• [Data]:

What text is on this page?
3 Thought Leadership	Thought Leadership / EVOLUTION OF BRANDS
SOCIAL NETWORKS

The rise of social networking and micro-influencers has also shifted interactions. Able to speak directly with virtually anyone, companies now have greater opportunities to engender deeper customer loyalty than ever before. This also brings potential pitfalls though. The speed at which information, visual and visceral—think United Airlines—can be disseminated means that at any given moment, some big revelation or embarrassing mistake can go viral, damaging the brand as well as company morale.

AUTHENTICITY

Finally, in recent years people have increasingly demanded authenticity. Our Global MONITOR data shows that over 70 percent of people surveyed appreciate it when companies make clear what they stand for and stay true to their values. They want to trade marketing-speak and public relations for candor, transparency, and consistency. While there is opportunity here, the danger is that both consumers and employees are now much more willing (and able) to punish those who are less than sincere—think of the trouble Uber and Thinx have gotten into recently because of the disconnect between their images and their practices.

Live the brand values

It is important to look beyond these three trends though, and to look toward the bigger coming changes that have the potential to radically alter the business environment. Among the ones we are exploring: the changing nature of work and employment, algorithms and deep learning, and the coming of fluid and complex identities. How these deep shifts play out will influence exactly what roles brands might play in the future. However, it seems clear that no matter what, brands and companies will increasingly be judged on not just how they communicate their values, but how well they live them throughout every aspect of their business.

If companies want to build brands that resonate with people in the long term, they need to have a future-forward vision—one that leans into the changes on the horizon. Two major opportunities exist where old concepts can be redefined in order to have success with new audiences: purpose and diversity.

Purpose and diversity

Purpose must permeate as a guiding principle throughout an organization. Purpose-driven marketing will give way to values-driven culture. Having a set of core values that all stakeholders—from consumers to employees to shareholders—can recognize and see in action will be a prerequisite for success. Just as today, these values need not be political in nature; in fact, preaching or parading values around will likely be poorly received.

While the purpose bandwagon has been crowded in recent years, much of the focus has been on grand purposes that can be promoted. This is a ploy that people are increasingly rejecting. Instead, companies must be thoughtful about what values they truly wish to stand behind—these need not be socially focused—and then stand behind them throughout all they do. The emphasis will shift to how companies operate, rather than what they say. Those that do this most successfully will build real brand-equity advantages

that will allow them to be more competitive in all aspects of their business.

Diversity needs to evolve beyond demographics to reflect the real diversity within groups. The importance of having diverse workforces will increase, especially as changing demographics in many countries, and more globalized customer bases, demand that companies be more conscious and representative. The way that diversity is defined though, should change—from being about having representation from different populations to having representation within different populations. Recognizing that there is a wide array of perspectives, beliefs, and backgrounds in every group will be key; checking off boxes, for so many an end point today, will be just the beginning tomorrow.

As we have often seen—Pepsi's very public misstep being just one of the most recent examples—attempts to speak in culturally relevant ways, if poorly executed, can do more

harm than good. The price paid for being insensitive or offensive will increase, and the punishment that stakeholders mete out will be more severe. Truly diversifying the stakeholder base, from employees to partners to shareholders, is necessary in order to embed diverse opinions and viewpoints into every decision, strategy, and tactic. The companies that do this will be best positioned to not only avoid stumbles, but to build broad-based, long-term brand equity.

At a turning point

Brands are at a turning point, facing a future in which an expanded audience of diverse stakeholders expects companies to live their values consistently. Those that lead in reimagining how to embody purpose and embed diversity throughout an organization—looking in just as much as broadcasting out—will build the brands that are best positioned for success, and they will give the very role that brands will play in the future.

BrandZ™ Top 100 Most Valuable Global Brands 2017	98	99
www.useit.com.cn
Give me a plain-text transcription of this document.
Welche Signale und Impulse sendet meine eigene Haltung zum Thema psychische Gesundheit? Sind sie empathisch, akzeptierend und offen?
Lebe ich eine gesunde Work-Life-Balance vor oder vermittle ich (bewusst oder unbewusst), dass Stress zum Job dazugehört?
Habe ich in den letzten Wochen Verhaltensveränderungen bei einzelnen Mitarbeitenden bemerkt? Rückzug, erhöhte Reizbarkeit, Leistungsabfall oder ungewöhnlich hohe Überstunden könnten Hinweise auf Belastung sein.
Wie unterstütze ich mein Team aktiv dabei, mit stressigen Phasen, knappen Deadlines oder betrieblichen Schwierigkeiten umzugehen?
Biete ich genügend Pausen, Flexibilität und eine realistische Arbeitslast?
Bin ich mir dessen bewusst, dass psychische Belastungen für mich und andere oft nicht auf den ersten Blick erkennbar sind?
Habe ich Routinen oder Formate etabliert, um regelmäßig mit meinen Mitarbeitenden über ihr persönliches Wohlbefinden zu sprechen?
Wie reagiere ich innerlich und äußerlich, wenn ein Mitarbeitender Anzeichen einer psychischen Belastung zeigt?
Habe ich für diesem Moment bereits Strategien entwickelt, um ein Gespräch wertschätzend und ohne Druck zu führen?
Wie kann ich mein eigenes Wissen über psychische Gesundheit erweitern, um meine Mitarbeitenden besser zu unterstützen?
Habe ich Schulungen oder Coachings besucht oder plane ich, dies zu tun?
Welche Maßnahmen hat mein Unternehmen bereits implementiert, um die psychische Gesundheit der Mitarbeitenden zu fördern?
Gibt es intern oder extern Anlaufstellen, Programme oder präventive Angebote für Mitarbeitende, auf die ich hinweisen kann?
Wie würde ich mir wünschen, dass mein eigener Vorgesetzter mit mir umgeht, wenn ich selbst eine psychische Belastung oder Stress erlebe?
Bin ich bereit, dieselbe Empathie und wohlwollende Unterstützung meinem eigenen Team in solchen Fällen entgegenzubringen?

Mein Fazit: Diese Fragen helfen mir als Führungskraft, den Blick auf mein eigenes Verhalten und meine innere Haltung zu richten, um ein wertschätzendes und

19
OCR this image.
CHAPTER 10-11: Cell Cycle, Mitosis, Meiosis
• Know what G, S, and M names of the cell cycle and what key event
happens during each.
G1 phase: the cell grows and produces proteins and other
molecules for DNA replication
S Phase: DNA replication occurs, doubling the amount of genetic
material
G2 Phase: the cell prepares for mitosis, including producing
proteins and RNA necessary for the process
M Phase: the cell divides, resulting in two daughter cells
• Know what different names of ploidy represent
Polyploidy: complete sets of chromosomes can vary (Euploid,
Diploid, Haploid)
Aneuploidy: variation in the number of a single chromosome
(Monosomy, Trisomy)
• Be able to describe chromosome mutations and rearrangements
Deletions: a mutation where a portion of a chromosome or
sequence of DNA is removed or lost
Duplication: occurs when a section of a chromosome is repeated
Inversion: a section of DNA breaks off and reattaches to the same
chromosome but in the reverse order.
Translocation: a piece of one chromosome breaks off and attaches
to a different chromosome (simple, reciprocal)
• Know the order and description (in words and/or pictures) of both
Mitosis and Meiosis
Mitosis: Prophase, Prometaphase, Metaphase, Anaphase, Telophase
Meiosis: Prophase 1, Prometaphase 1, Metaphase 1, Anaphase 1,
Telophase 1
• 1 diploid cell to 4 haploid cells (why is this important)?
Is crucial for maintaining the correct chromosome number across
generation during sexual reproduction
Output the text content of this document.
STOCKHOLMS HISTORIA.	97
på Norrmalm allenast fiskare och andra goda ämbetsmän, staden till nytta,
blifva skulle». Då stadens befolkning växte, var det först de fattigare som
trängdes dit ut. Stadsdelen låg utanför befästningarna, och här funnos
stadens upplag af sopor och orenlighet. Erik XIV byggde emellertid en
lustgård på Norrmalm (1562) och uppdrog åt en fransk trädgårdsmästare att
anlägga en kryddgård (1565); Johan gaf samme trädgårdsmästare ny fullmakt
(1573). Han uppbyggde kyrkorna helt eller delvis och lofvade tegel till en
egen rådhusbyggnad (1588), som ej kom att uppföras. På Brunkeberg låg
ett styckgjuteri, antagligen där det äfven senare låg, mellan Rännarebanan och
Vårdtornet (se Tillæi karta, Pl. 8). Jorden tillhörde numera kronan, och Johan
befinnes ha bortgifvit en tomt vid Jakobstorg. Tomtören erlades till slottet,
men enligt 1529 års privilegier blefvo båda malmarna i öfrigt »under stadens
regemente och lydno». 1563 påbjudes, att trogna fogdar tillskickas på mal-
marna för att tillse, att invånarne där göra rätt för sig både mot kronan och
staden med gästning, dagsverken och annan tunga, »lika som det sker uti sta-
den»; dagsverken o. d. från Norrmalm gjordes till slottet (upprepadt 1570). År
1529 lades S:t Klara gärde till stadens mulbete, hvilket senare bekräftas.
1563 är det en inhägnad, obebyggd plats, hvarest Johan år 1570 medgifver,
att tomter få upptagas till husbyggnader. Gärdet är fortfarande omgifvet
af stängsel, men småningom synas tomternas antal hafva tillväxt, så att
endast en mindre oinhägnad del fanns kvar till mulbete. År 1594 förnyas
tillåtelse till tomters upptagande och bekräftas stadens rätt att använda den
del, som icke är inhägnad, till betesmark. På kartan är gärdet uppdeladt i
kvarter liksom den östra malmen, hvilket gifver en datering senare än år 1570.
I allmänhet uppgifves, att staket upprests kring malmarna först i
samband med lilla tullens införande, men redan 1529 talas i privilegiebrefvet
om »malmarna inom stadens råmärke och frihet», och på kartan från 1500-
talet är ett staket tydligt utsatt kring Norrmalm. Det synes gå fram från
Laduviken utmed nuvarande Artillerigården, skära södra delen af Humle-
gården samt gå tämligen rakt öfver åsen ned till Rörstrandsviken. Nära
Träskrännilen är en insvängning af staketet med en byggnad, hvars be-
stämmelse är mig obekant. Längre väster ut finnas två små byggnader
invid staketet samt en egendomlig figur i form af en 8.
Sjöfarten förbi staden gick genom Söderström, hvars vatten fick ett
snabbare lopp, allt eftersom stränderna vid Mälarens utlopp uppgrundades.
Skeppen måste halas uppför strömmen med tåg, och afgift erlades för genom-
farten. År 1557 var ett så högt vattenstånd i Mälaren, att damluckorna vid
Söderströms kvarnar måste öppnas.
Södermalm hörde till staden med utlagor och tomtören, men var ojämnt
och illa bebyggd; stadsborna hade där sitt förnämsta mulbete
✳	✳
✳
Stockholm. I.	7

• [Aim of the exercise]: For the string "Know", go through the entries above and copy each line where it occurs.

• [Output below]:
• Know what G, S, and M names of the cell cycle and what key event
• Know what different names of ploidy represent
• Know the order and description (in words and/or pictures) of both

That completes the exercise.